**The problem**: Filter the listing below, copying every line in which the word "screenshot" appears.

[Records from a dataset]
>>>>>

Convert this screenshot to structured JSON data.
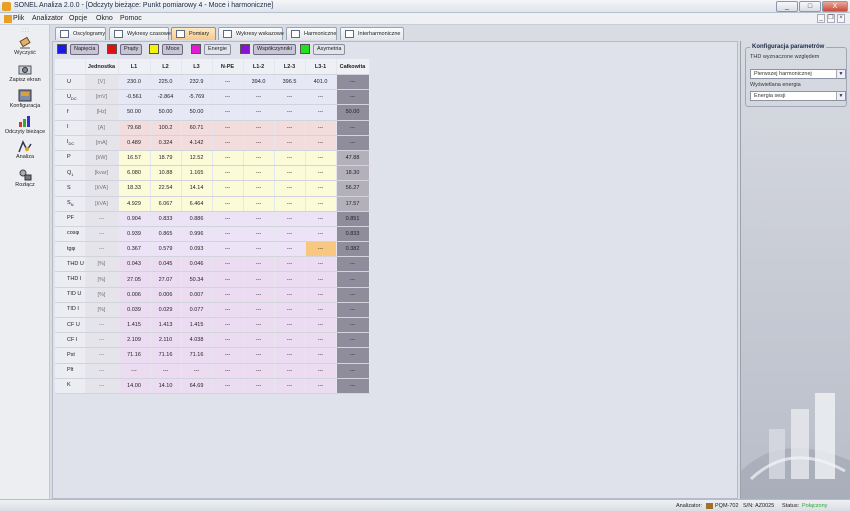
{
  "window": {
    "title": "SONEL Analiza 2.0.0 - [Odczyty bieżące: Punkt pomiarowy 4 - Moce i harmoniczne]",
    "minimize": "_",
    "maximize": "□",
    "close": "X"
  },
  "menu": {
    "items": [
      "Plik",
      "Analizator",
      "Opcje",
      "Okno",
      "Pomoc"
    ],
    "mdi_minimize": "_",
    "mdi_restore": "❐",
    "mdi_close": "×"
  },
  "sidebar": {
    "items": [
      {
        "label": "Wyczyść",
        "icon": "eraser-icon"
      },
      {
        "label": "Zapisz ekran",
        "icon": "camera-icon"
      },
      {
        "label": "Konfiguracja",
        "icon": "config-icon"
      },
      {
        "label": "Odczyty bieżące",
        "icon": "bar-chart-icon"
      },
      {
        "label": "Analiza",
        "icon": "analysis-icon"
      },
      {
        "label": "Rozłącz",
        "icon": "disconnect-icon"
      }
    ]
  },
  "tabs": [
    "Oscylogramy",
    "Wykresy czasowe",
    "Pomiary",
    "Wykresy wskazowe",
    "Harmoniczne",
    "Interharmoniczne"
  ],
  "active_tab": "Pomiary",
  "legend": [
    {
      "label": "Napięcia",
      "color": "#1a1ae6",
      "selected": true
    },
    {
      "label": "Prądy",
      "color": "#e01010",
      "selected": true
    },
    {
      "label": "Moce",
      "color": "#f2f20e",
      "selected": true
    },
    {
      "label": "Energie",
      "color": "#e21ad6",
      "selected": false
    },
    {
      "label": "Współczynniki",
      "color": "#8a10d8",
      "selected": true
    },
    {
      "label": "Asymetria",
      "color": "#20e020",
      "selected": false
    }
  ],
  "table": {
    "headers": [
      "",
      "Jednostka",
      "L1",
      "L2",
      "L3",
      "N-PE",
      "L1-2",
      "L2-3",
      "L3-1",
      "Całkowita"
    ],
    "rows": [
      {
        "name": "U",
        "sub": "",
        "unit": "[V]",
        "values": [
          "230.0",
          "225.0",
          "232.9",
          "---",
          "394.0",
          "396.5",
          "401.0",
          "---"
        ]
      },
      {
        "name": "U",
        "sub": "DC",
        "unit": "[mV]",
        "values": [
          "-0.561",
          "-2.864",
          "-5.769",
          "---",
          "---",
          "---",
          "---",
          "---"
        ]
      },
      {
        "name": "f",
        "sub": "",
        "unit": "[Hz]",
        "values": [
          "50.00",
          "50.00",
          "50.00",
          "---",
          "---",
          "---",
          "---",
          "50.00"
        ]
      },
      {
        "name": "I",
        "sub": "",
        "unit": "[A]",
        "values": [
          "79.68",
          "100.2",
          "60.71",
          "---",
          "---",
          "---",
          "---",
          "---"
        ]
      },
      {
        "name": "I",
        "sub": "DC",
        "unit": "[mA]",
        "values": [
          "0.489",
          "0.324",
          "4.142",
          "---",
          "---",
          "---",
          "---",
          "---"
        ]
      },
      {
        "name": "P",
        "sub": "",
        "unit": "[kW]",
        "values": [
          "16.57",
          "18.79",
          "12.52",
          "---",
          "---",
          "---",
          "---",
          "47.88"
        ]
      },
      {
        "name": "Q",
        "sub": "1",
        "unit": "[kvar]",
        "values": [
          "6.080",
          "10.88",
          "1.165",
          "---",
          "---",
          "---",
          "---",
          "18.30"
        ]
      },
      {
        "name": "S",
        "sub": "",
        "unit": "[kVA]",
        "values": [
          "18.33",
          "22.54",
          "14.14",
          "---",
          "---",
          "---",
          "---",
          "56.27"
        ]
      },
      {
        "name": "S",
        "sub": "N",
        "unit": "[kVA]",
        "values": [
          "4.929",
          "6.067",
          "6.464",
          "---",
          "---",
          "---",
          "---",
          "17.57"
        ]
      },
      {
        "name": "PF",
        "sub": "",
        "unit": "---",
        "values": [
          "0.904",
          "0.833",
          "0.886",
          "---",
          "---",
          "---",
          "---",
          "0.851"
        ]
      },
      {
        "name": "cosφ",
        "sub": "",
        "unit": "---",
        "values": [
          "0.939",
          "0.865",
          "0.996",
          "---",
          "---",
          "---",
          "---",
          "0.833"
        ]
      },
      {
        "name": "tgφ",
        "sub": "",
        "unit": "---",
        "values": [
          "0.367",
          "0.579",
          "0.093",
          "---",
          "---",
          "---",
          "---",
          "0.382"
        ]
      },
      {
        "name": "THD U",
        "sub": "",
        "unit": "[%]",
        "values": [
          "0.043",
          "0.045",
          "0.046",
          "---",
          "---",
          "---",
          "---",
          "---"
        ]
      },
      {
        "name": "THD I",
        "sub": "",
        "unit": "[%]",
        "values": [
          "27.05",
          "27.07",
          "50.34",
          "---",
          "---",
          "---",
          "---",
          "---"
        ]
      },
      {
        "name": "TID U",
        "sub": "",
        "unit": "[%]",
        "values": [
          "0.006",
          "0.006",
          "0.007",
          "---",
          "---",
          "---",
          "---",
          "---"
        ]
      },
      {
        "name": "TID I",
        "sub": "",
        "unit": "[%]",
        "values": [
          "0.039",
          "0.029",
          "0.077",
          "---",
          "---",
          "---",
          "---",
          "---"
        ]
      },
      {
        "name": "CF U",
        "sub": "",
        "unit": "---",
        "values": [
          "1.415",
          "1.413",
          "1.415",
          "---",
          "---",
          "---",
          "---",
          "---"
        ]
      },
      {
        "name": "CF I",
        "sub": "",
        "unit": "---",
        "values": [
          "2.109",
          "2.110",
          "4.038",
          "---",
          "---",
          "---",
          "---",
          "---"
        ]
      },
      {
        "name": "Pst",
        "sub": "",
        "unit": "---",
        "values": [
          "71.16",
          "71.16",
          "71.16",
          "---",
          "---",
          "---",
          "---",
          "---"
        ]
      },
      {
        "name": "Plt",
        "sub": "",
        "unit": "---",
        "values": [
          "---",
          "---",
          "---",
          "---",
          "---",
          "---",
          "---",
          "---"
        ]
      },
      {
        "name": "K",
        "sub": "",
        "unit": "---",
        "values": [
          "14.00",
          "14.10",
          "64.69",
          "---",
          "---",
          "---",
          "---",
          "---"
        ]
      }
    ]
  },
  "right_panel": {
    "title": "Konfiguracja parametrów",
    "thd_label": "THD wyznaczone względem",
    "thd_value": "Pierwszej harmonicznej",
    "energy_label": "Wyświetlana energia",
    "energy_value": "Energia sesji",
    "arrow": "▼"
  },
  "status": {
    "analyzer_label": "Analizator:",
    "analyzer_value": "PQM-702",
    "sn_label": "S/N:",
    "sn_value": "AZ0025",
    "status_label": "Status:",
    "status_value": "Połączony",
    "status_color": "#2ea82e"
  }
}
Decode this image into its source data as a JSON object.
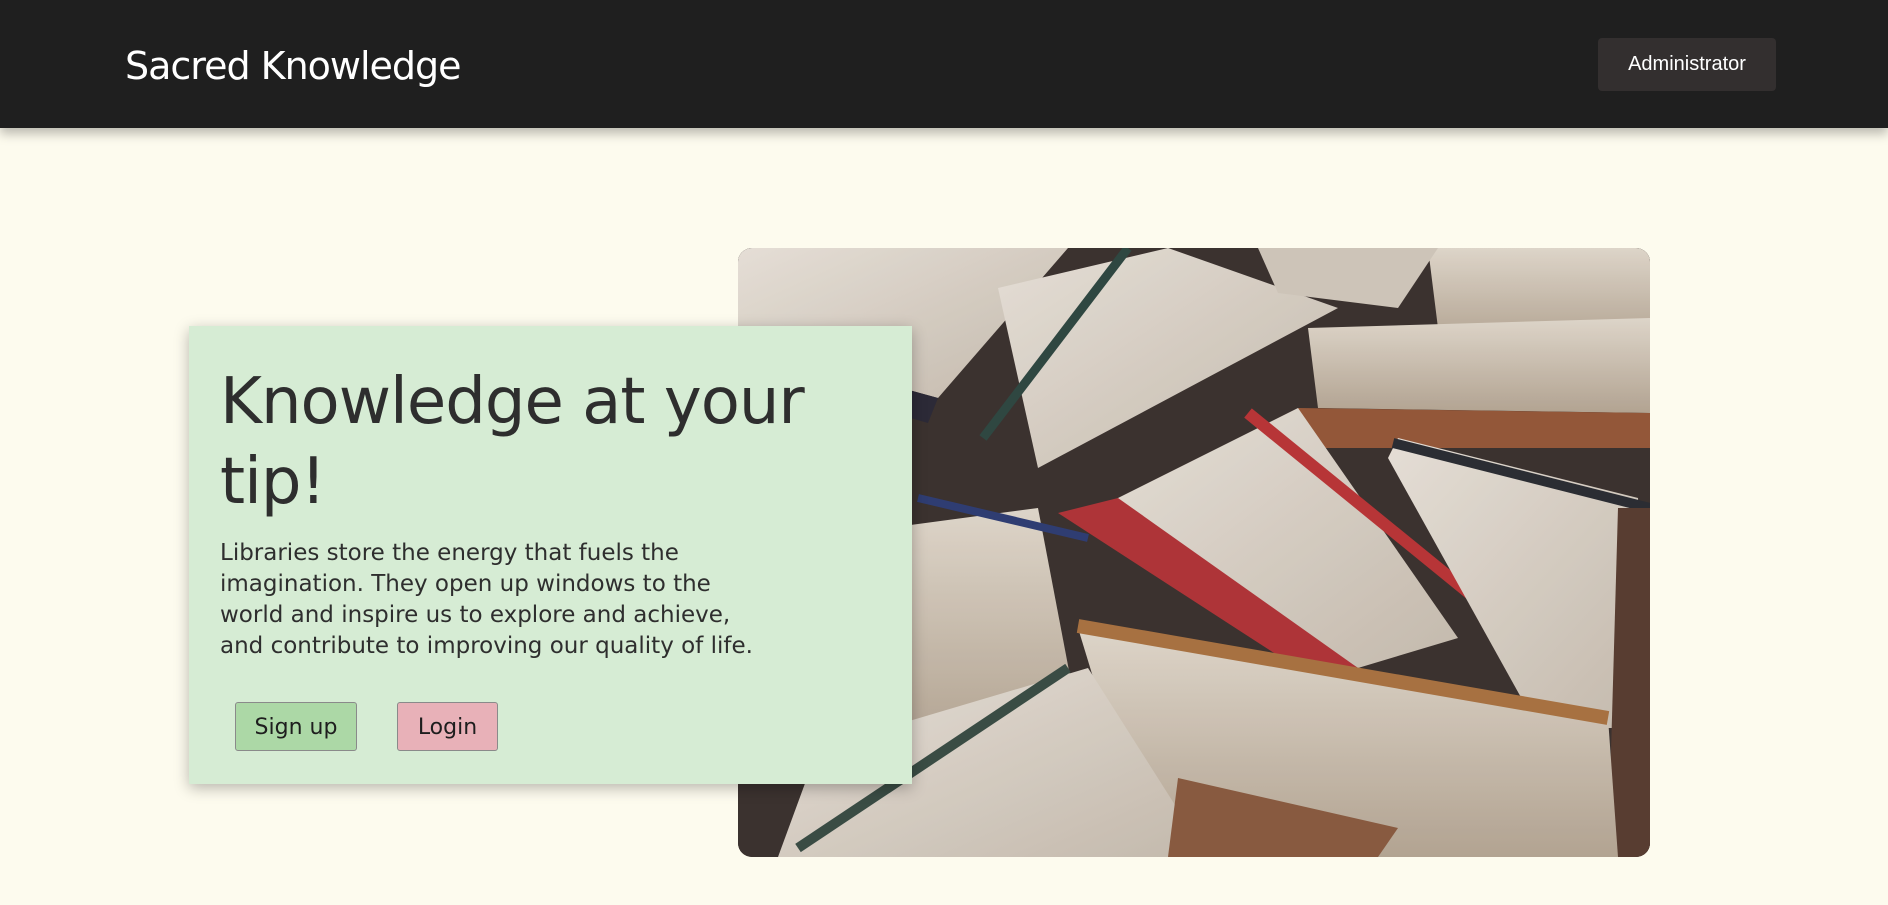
{
  "header": {
    "brand": "Sacred Knowledge",
    "admin_label": "Administrator"
  },
  "hero": {
    "title": "Knowledge at your tip!",
    "description": "Libraries store the energy that fuels the imagination. They open up windows to the world and inspire us to explore and achieve, and contribute to improving our quality of life.",
    "signup_label": "Sign up",
    "login_label": "Login"
  },
  "colors": {
    "navbar": "#1f1f1f",
    "page_background": "#fdfbee",
    "card_background": "#d6ecd4",
    "signup_button": "#acd8a6",
    "login_button": "#e8b1b8"
  }
}
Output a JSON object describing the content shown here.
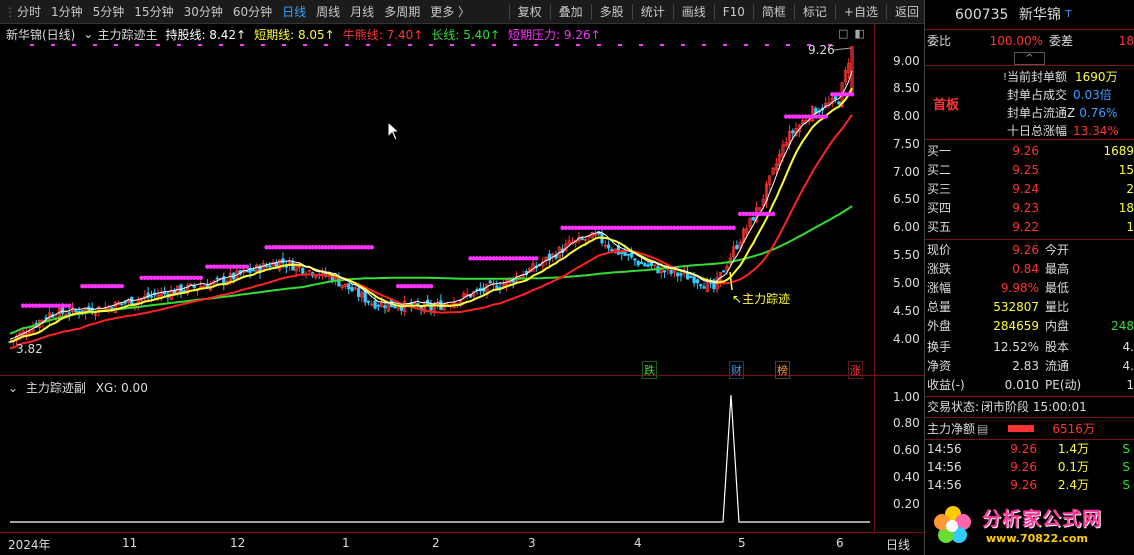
{
  "toolbar": {
    "periods": [
      "分时",
      "1分钟",
      "5分钟",
      "15分钟",
      "30分钟",
      "60分钟",
      "日线",
      "周线",
      "月线",
      "多周期",
      "更多 〉"
    ],
    "active_period": "日线",
    "tools": [
      "复权",
      "叠加",
      "多股",
      "统计",
      "画线",
      "F10",
      "简框",
      "标记",
      "+自选",
      "返回"
    ]
  },
  "main_chart": {
    "stock_label": "新华锦(日线)",
    "indicator_name": "主力踪迹主",
    "ma_hold": "持股线: 8.42↑",
    "ma_short": "短期线: 8.05↑",
    "ma_bull": "牛熊线: 7.40↑",
    "ma_long": "长线: 5.40↑",
    "ma_pressure": "短期压力: 9.26↑",
    "high_label": "9.26",
    "low_label": "3.82",
    "annotation": "主力踪迹",
    "event_tags": [
      "跌",
      "财",
      "榜",
      "涨"
    ],
    "price_ticks": [
      "9.00",
      "8.50",
      "8.00",
      "7.50",
      "7.00",
      "6.50",
      "6.00",
      "5.50",
      "5.00",
      "4.50",
      "4.00"
    ]
  },
  "sub_chart": {
    "indicator_name": "主力踪迹副",
    "xg_value": "XG: 0.00",
    "ticks": [
      "1.00",
      "0.80",
      "0.60",
      "0.40",
      "0.20"
    ]
  },
  "time_axis": {
    "labels": [
      "2024年",
      "11",
      "12",
      "1",
      "2",
      "3",
      "4",
      "5",
      "6"
    ],
    "period_button": "日线"
  },
  "quote": {
    "code": "600735",
    "name": "新华锦",
    "weibi_label": "委比",
    "weibi_value": "100.00%",
    "weicha_label": "委差",
    "weicha_value": "18",
    "board_tag": "首板",
    "seal_amount_label": "当前封单额",
    "seal_amount_value": "1690万",
    "seal_deal_label": "封单占成交",
    "seal_deal_value": "0.03倍",
    "seal_float_label": "封单占流通Z",
    "seal_float_value": "0.76%",
    "ten_day_label": "十日总涨幅",
    "ten_day_value": "13.34%",
    "bids": [
      {
        "label": "买一",
        "price": "9.26",
        "vol": "1689"
      },
      {
        "label": "买二",
        "price": "9.25",
        "vol": "15"
      },
      {
        "label": "买三",
        "price": "9.24",
        "vol": "2"
      },
      {
        "label": "买四",
        "price": "9.23",
        "vol": "18"
      },
      {
        "label": "买五",
        "price": "9.22",
        "vol": "1"
      }
    ],
    "stats": [
      {
        "l1": "现价",
        "v1": "9.26",
        "l2": "今开",
        "v2": ""
      },
      {
        "l1": "涨跌",
        "v1": "0.84",
        "l2": "最高",
        "v2": ""
      },
      {
        "l1": "涨幅",
        "v1": "9.98%",
        "l2": "最低",
        "v2": ""
      },
      {
        "l1": "总量",
        "v1": "532807",
        "l2": "量比",
        "v2": ""
      },
      {
        "l1": "外盘",
        "v1": "284659",
        "l2": "内盘",
        "v2": "248"
      }
    ],
    "stats2": [
      {
        "l1": "换手",
        "v1": "12.52%",
        "l2": "股本",
        "v2": "4."
      },
      {
        "l1": "净资",
        "v1": "2.83",
        "l2": "流通",
        "v2": "4."
      },
      {
        "l1": "收益(-)",
        "v1": "0.010",
        "l2": "PE(动)",
        "v2": "1"
      }
    ],
    "trade_status_label": "交易状态:",
    "trade_status_value": "闭市阶段 15:00:01",
    "main_net_label": "主力净额",
    "main_net_value": "6516万",
    "ticks": [
      {
        "time": "14:56",
        "price": "9.26",
        "vol": "1.4万",
        "side": "S"
      },
      {
        "time": "14:56",
        "price": "9.26",
        "vol": "0.1万",
        "side": "S"
      },
      {
        "time": "14:56",
        "price": "9.26",
        "vol": "2.4万",
        "side": "S"
      }
    ]
  },
  "watermark": {
    "text": "分析家公式网",
    "url": "www.70822.com"
  },
  "colors": {
    "up": "#ff3333",
    "down": "#33dd33",
    "short_line": "#ffff33",
    "pressure": "#ff33ff",
    "long_line": "#33dd33",
    "grid_border": "#7a1010"
  }
}
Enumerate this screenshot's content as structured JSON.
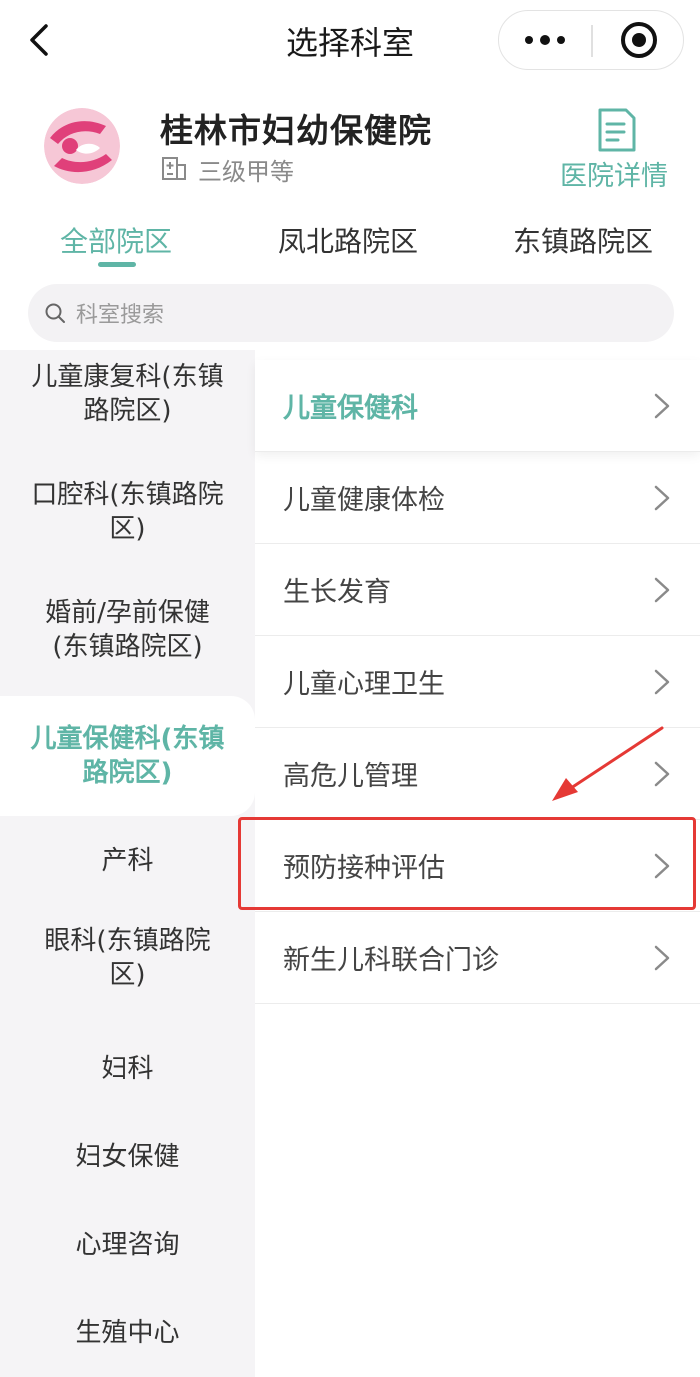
{
  "navbar": {
    "title": "选择科室"
  },
  "hospital": {
    "name": "桂林市妇幼保健院",
    "grade": "三级甲等",
    "detail_label": "医院详情"
  },
  "tabs": [
    {
      "label": "全部院区",
      "active": true
    },
    {
      "label": "凤北路院区",
      "active": false
    },
    {
      "label": "东镇路院区",
      "active": false
    }
  ],
  "search": {
    "placeholder": "科室搜索"
  },
  "departments": [
    {
      "label": "儿童康复科(东镇路院区)"
    },
    {
      "label": "口腔科(东镇路院区)"
    },
    {
      "label": "婚前/孕前保健(东镇路院区)"
    },
    {
      "label": "儿童保健科(东镇路院区)",
      "active": true
    },
    {
      "label": "产科"
    },
    {
      "label": "眼科(东镇路院区)"
    },
    {
      "label": "妇科"
    },
    {
      "label": "妇女保健"
    },
    {
      "label": "心理咨询"
    },
    {
      "label": "生殖中心"
    }
  ],
  "sub_departments": [
    {
      "label": "儿童保健科",
      "active": true
    },
    {
      "label": "儿童健康体检"
    },
    {
      "label": "生长发育"
    },
    {
      "label": "儿童心理卫生"
    },
    {
      "label": "高危儿管理"
    },
    {
      "label": "预防接种评估",
      "highlighted": true
    },
    {
      "label": "新生儿科联合门诊"
    }
  ],
  "colors": {
    "accent": "#5fb5a6",
    "logo_pink": "#e0407a",
    "highlight_red": "#e53935"
  }
}
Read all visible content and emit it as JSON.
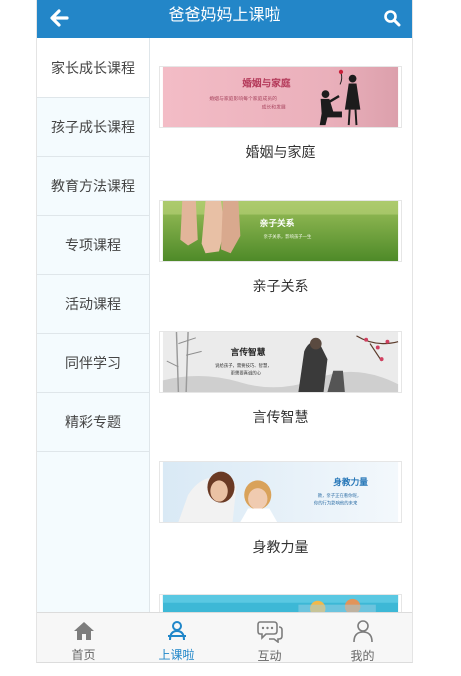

<<<<<

**Task response**:
Convert this screenshot to structured JSON data.
Enumerate this screenshot's content as structured JSON.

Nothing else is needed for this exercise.